--- Extrait cité ---
* * * * *

Date limite | 10 juin 2023 Le thème de l’année 2023 de l’Union africaine est « Accélération de la mise en œuvre de la Zone de libre-échange continentale africaine (ZLECAf) ». La Zone de libre-échange continentale africaine est un accord qui institue un marché continental unique pour les marchandises (article 3), qui sera créé à …
Circulation des artistes et de leurs œuvres en Afrique de l’Ouest : avis de recrutement d’un consultant pour une étude
Date limite | 10 juin 2023
Le thème de l’année 2023 de l’Union africaine est « Accélération de la mise en œuvre de la Zone de libre-échange continentale africaine (ZLECAf) ». La Zone de libre-échange continentale africaine est un accord qui institue un marché continental unique pour les marchandises (article 3), qui sera créé à travers l’élimination progressive des barrières tarifaires et non tarifaires au commerce des marchandises (article 4).
L’objectif principal de la ZLECAf est donc de créer un marché unique entre les Etats membres de l’Union africaine pour les marchandises et les services facilité par la circulation des personnes afin d’approfondir l’intégration économique du continent africain et conformément la vision panafricaine d’une « Afrique intégrée, prospère et pacifique » telle qu’énoncée dans l’Agenda 2063.

* * * * *

--- Tâches à réaliser ---
#1 D'après l'extrait cité sur la circulation des artistes, quel est le thème de l'année 2023 de l'Union africaine ?
#2 Résumez en deux phrases l'extrait cité sur la circulation des artistes.
#3 Écrivez la suite de l'extrait cité sur la ZLECAf et la circulation des artistes, en partant de sa dernière phrase.

* * * * *

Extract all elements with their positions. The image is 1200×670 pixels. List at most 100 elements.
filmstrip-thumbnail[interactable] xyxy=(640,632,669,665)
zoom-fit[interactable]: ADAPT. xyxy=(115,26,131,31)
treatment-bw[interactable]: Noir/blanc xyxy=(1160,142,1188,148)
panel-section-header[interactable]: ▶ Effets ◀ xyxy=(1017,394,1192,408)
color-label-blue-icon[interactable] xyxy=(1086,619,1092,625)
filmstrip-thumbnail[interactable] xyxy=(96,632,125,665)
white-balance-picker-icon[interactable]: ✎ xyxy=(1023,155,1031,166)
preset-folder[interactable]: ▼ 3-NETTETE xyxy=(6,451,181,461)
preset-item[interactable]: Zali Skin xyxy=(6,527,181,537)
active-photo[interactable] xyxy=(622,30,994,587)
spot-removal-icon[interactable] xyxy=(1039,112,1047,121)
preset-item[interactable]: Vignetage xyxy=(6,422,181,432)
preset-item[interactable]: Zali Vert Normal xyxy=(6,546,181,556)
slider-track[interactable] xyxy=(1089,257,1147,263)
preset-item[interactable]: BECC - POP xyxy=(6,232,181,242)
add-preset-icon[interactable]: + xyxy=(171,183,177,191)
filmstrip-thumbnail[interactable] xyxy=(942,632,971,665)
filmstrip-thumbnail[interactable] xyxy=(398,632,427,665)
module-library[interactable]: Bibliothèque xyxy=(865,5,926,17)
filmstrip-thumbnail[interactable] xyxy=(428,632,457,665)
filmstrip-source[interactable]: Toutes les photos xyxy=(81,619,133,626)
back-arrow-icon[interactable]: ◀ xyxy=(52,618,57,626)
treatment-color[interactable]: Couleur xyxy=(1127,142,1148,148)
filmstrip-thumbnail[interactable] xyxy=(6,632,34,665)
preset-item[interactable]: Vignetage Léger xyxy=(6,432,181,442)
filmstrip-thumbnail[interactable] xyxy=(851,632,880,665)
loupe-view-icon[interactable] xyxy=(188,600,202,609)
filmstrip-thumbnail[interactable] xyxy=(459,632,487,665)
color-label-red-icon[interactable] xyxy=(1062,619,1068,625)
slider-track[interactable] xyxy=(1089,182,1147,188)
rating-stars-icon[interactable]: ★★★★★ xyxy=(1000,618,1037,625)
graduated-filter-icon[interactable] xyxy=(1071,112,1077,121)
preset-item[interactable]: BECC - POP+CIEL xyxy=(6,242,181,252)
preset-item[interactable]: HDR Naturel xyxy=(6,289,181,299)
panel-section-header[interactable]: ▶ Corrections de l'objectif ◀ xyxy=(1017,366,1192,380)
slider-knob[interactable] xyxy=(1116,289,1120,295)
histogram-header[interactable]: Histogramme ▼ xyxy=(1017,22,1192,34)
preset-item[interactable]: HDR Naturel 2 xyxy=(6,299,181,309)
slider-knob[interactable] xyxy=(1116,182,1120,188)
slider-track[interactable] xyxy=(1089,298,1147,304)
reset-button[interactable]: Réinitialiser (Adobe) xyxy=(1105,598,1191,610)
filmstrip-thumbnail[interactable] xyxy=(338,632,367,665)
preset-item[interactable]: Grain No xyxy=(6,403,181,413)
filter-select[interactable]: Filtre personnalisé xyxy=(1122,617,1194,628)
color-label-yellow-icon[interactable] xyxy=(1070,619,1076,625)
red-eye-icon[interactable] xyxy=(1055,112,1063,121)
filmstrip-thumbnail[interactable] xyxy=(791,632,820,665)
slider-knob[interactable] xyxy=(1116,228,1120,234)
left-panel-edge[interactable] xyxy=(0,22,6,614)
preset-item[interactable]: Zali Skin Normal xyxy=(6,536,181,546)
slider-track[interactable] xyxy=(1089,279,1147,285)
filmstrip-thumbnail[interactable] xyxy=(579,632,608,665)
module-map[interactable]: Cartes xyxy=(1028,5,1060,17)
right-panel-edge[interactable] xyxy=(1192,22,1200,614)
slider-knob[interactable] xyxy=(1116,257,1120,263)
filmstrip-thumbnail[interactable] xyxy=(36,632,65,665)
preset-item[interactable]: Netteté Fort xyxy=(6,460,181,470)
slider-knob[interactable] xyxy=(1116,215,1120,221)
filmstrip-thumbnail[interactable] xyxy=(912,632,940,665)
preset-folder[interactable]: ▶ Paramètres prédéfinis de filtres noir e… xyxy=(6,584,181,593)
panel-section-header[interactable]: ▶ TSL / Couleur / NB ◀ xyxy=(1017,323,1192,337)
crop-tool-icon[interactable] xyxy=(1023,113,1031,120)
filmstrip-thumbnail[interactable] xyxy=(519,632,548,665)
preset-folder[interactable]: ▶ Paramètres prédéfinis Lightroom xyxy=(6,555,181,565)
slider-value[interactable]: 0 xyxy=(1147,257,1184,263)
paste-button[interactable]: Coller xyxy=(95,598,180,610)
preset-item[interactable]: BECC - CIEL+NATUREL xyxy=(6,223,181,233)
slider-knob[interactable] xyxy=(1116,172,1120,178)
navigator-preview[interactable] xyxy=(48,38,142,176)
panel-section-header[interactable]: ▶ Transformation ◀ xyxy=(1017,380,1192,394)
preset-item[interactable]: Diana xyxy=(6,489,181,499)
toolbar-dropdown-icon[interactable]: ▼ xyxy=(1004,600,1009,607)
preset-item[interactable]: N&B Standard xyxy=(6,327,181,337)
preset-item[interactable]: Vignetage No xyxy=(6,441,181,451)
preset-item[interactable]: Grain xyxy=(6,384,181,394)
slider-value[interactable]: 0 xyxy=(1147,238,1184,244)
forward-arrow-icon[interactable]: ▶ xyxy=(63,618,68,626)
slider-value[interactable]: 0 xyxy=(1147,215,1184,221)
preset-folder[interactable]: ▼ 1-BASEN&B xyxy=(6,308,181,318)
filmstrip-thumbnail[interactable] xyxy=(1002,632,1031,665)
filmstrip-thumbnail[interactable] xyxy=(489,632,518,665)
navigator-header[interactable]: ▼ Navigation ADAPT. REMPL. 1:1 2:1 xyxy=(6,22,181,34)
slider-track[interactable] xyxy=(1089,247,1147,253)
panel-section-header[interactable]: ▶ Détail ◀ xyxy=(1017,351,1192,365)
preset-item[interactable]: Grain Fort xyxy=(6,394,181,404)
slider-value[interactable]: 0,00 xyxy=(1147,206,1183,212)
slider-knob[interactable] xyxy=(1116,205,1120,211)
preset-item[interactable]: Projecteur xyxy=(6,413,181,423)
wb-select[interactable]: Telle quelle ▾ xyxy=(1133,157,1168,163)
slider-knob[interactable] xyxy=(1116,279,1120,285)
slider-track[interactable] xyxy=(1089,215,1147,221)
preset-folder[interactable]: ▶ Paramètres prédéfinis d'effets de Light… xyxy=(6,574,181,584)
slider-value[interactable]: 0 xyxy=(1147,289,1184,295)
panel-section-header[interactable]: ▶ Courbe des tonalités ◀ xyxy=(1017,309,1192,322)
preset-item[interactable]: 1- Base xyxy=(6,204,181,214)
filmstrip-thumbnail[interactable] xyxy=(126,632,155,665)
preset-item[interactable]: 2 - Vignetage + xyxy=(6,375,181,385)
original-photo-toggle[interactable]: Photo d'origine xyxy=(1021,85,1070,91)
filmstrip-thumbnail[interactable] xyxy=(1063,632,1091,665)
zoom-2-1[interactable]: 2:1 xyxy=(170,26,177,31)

* * * * *

--- Réponses attendues ---
#1 « Accélération de la mise en œuvre de la Zone de libre-échange continentale africaine (ZLECAf) ».

#2 Un avis recrute un consultant pour une étude sur la circulation des artistes et de leurs œuvres en Afrique de l'Ouest, avec une date limite au 10 juin 2023, et rappelle que l'Union africaine a pour thème en 2023 l'accélération de la mise en œuvre de la ZLECAf. Cet accord crée un marché continental unique en éliminant progressivement les barrières tarifaires et non tarifaires, afin d'approfondir l'intégration économique de l'Afrique conformément à l'Agenda 2063.

#3
Au-delà de la libéralisation des biens et des services ou de la libre circulation des personnes physiques et des capitaux, la ZLECAf jette les bases d’une union douanière continentale, favorise le développement industriel et résout les questions qui entravent les processus d’intégration régionale et continentale. Dans le cadre de la création d’un marché libéralisé non discriminatoire (circulation des marchandises en franchise de droits et de contingents), le commerce des biens et des services est pris en compte.
En ce qui concerne le commerce des marchandises, le processus impliquera l’élimination progressive des droits d’importation et d’exportation, des restrictions quantitatives, des barrières non tarifaires et des droits de douane. En ce qui concerne le commerce des services, la priorité sera accordée aux cinq secteurs suivants : services aux entreprises et services professionnels, services de communication, services financiers, services touristiques et transports selon le classement de l’Organisation mondiale du commerce (OMC).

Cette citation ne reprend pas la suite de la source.